───── Available data ─────

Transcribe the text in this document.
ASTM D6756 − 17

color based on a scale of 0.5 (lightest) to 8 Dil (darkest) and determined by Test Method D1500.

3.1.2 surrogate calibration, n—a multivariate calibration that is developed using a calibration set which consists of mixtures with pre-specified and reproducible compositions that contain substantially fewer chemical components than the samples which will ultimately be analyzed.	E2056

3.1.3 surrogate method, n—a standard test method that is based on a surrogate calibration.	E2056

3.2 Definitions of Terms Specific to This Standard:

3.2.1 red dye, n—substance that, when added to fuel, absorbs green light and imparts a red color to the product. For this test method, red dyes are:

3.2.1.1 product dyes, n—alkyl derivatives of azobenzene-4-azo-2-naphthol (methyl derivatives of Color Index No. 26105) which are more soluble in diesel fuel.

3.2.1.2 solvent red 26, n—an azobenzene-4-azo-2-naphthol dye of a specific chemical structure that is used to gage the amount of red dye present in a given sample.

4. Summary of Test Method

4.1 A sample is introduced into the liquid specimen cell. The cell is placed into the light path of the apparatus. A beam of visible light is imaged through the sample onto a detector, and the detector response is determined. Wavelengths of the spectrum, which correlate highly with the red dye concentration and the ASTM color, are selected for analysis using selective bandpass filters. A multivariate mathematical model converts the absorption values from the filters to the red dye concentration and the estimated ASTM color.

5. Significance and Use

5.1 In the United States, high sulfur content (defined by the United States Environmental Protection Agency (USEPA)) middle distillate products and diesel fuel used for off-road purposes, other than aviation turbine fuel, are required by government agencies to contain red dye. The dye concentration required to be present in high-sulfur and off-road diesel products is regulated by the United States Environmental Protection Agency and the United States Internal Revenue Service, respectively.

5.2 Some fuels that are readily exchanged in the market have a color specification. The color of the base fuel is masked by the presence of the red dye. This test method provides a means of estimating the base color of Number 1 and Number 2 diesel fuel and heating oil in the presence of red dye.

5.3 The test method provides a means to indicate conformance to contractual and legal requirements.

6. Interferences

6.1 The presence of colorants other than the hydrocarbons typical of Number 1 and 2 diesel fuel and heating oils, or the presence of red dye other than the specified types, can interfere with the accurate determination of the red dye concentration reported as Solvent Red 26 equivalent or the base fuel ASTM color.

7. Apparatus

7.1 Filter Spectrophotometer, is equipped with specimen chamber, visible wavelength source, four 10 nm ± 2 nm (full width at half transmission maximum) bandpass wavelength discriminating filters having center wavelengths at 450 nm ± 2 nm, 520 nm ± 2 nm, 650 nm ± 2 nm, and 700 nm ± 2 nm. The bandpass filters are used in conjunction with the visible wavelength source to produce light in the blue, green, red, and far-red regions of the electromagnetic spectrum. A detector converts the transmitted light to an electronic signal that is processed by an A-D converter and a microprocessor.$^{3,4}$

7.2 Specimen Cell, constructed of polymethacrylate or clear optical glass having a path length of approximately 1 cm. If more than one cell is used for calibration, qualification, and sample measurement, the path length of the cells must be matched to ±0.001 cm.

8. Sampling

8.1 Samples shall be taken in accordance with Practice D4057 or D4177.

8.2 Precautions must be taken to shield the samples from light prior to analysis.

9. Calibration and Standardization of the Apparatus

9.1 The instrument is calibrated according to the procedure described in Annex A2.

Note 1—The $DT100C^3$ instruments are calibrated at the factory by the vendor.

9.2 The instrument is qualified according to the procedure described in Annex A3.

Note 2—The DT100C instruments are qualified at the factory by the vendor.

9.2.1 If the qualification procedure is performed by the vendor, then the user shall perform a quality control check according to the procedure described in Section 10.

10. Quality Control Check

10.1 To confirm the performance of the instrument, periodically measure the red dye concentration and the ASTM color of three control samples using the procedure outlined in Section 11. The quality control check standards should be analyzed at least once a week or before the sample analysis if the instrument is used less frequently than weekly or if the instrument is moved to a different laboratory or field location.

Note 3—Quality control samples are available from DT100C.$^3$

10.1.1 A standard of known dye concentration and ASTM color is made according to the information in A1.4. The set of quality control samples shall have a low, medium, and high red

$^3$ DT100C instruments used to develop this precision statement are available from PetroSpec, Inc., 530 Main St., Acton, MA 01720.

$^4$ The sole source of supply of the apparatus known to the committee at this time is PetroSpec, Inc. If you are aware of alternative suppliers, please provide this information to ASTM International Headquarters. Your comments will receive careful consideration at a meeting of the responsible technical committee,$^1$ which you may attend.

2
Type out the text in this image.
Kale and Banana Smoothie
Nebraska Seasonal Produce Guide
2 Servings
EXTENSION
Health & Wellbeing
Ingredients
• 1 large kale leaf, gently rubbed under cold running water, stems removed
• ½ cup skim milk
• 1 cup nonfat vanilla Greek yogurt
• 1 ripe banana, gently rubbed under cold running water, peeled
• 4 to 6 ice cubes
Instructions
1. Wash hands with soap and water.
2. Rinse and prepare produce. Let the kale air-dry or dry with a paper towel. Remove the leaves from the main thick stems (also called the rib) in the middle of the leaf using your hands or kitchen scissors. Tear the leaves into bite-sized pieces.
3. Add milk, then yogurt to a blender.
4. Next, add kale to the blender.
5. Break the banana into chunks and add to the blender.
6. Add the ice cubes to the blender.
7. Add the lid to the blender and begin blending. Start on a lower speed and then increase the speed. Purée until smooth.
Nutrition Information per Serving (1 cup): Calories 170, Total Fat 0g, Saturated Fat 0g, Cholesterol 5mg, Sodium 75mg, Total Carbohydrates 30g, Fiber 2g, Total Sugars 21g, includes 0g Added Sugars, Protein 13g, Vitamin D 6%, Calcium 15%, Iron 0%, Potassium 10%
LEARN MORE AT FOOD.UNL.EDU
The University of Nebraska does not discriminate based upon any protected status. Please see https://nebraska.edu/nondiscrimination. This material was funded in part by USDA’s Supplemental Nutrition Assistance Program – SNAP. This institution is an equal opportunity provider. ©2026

─────

## What the task asks
Each record above must be given again exactly.

## Task response
Transcribe the text in this document.
ASTM D6756 − 17

color based on a scale of 0.5 (lightest) to 8 Dil (darkest) and determined by Test Method D1500.

3.1.2 surrogate calibration, n—a multivariate calibration that is developed using a calibration set which consists of mixtures with pre-specified and reproducible compositions that contain substantially fewer chemical components than the samples which will ultimately be analyzed.	E2056

3.1.3 surrogate method, n—a standard test method that is based on a surrogate calibration.	E2056

3.2 Definitions of Terms Specific to This Standard:

3.2.1 red dye, n—substance that, when added to fuel, absorbs green light and imparts a red color to the product. For this test method, red dyes are:

3.2.1.1 product dyes, n—alkyl derivatives of azobenzene-4-azo-2-naphthol (methyl derivatives of Color Index No. 26105) which are more soluble in diesel fuel.

3.2.1.2 solvent red 26, n—an azobenzene-4-azo-2-naphthol dye of a specific chemical structure that is used to gage the amount of red dye present in a given sample.

4. Summary of Test Method

4.1 A sample is introduced into the liquid specimen cell. The cell is placed into the light path of the apparatus. A beam of visible light is imaged through the sample onto a detector, and the detector response is determined. Wavelengths of the spectrum, which correlate highly with the red dye concentration and the ASTM color, are selected for analysis using selective bandpass filters. A multivariate mathematical model converts the absorption values from the filters to the red dye concentration and the estimated ASTM color.

5. Significance and Use

5.1 In the United States, high sulfur content (defined by the United States Environmental Protection Agency (USEPA)) middle distillate products and diesel fuel used for off-road purposes, other than aviation turbine fuel, are required by government agencies to contain red dye. The dye concentration required to be present in high-sulfur and off-road diesel products is regulated by the United States Environmental Protection Agency and the United States Internal Revenue Service, respectively.

5.2 Some fuels that are readily exchanged in the market have a color specification. The color of the base fuel is masked by the presence of the red dye. This test method provides a means of estimating the base color of Number 1 and Number 2 diesel fuel and heating oil in the presence of red dye.

5.3 The test method provides a means to indicate conformance to contractual and legal requirements.

6. Interferences

6.1 The presence of colorants other than the hydrocarbons typical of Number 1 and 2 diesel fuel and heating oils, or the presence of red dye other than the specified types, can interfere with the accurate determination of the red dye concentration reported as Solvent Red 26 equivalent or the base fuel ASTM color.

7. Apparatus

7.1 Filter Spectrophotometer, is equipped with specimen chamber, visible wavelength source, four 10 nm ± 2 nm (full width at half transmission maximum) bandpass wavelength discriminating filters having center wavelengths at 450 nm ± 2 nm, 520 nm ± 2 nm, 650 nm ± 2 nm, and 700 nm ± 2 nm. The bandpass filters are used in conjunction with the visible wavelength source to produce light in the blue, green, red, and far-red regions of the electromagnetic spectrum. A detector converts the transmitted light to an electronic signal that is processed by an A-D converter and a microprocessor.$^{3,4}$

7.2 Specimen Cell, constructed of polymethacrylate or clear optical glass having a path length of approximately 1 cm. If more than one cell is used for calibration, qualification, and sample measurement, the path length of the cells must be matched to ±0.001 cm.

8. Sampling

8.1 Samples shall be taken in accordance with Practice D4057 or D4177.

8.2 Precautions must be taken to shield the samples from light prior to analysis.

9. Calibration and Standardization of the Apparatus

9.1 The instrument is calibrated according to the procedure described in Annex A2.

Note 1—The $DT100C^3$ instruments are calibrated at the factory by the vendor.

9.2 The instrument is qualified according to the procedure described in Annex A3.

Note 2—The DT100C instruments are qualified at the factory by the vendor.

9.2.1 If the qualification procedure is performed by the vendor, then the user shall perform a quality control check according to the procedure described in Section 10.

10. Quality Control Check

10.1 To confirm the performance of the instrument, periodically measure the red dye concentration and the ASTM color of three control samples using the procedure outlined in Section 11. The quality control check standards should be analyzed at least once a week or before the sample analysis if the instrument is used less frequently than weekly or if the instrument is moved to a different laboratory or field location.

Note 3—Quality control samples are available from DT100C.$^3$

10.1.1 A standard of known dye concentration and ASTM color is made according to the information in A1.4. The set of quality control samples shall have a low, medium, and high red

$^3$ DT100C instruments used to develop this precision statement are available from PetroSpec, Inc., 530 Main St., Acton, MA 01720.

$^4$ The sole source of supply of the apparatus known to the committee at this time is PetroSpec, Inc. If you are aware of alternative suppliers, please provide this information to ASTM International Headquarters. Your comments will receive careful consideration at a meeting of the responsible technical committee,$^1$ which you may attend.

2
Type out the text in this image.
Kale and Banana Smoothie
Nebraska Seasonal Produce Guide
2 Servings
EXTENSION
Health & Wellbeing
Ingredients
• 1 large kale leaf, gently rubbed under cold running water, stems removed
• ½ cup skim milk
• 1 cup nonfat vanilla Greek yogurt
• 1 ripe banana, gently rubbed under cold running water, peeled
• 4 to 6 ice cubes
Instructions
1. Wash hands with soap and water.
2. Rinse and prepare produce. Let the kale air-dry or dry with a paper towel. Remove the leaves from the main thick stems (also called the rib) in the middle of the leaf using your hands or kitchen scissors. Tear the leaves into bite-sized pieces.
3. Add milk, then yogurt to a blender.
4. Next, add kale to the blender.
5. Break the banana into chunks and add to the blender.
6. Add the ice cubes to the blender.
7. Add the lid to the blender and begin blending. Start on a lower speed and then increase the speed. Purée until smooth.
Nutrition Information per Serving (1 cup): Calories 170, Total Fat 0g, Saturated Fat 0g, Cholesterol 5mg, Sodium 75mg, Total Carbohydrates 30g, Fiber 2g, Total Sugars 21g, includes 0g Added Sugars, Protein 13g, Vitamin D 6%, Calcium 15%, Iron 0%, Potassium 10%
LEARN MORE AT FOOD.UNL.EDU
The University of Nebraska does not discriminate based upon any protected status. Please see https://nebraska.edu/nondiscrimination. This material was funded in part by USDA’s Supplemental Nutrition Assistance Program – SNAP. This institution is an equal opportunity provider. ©2026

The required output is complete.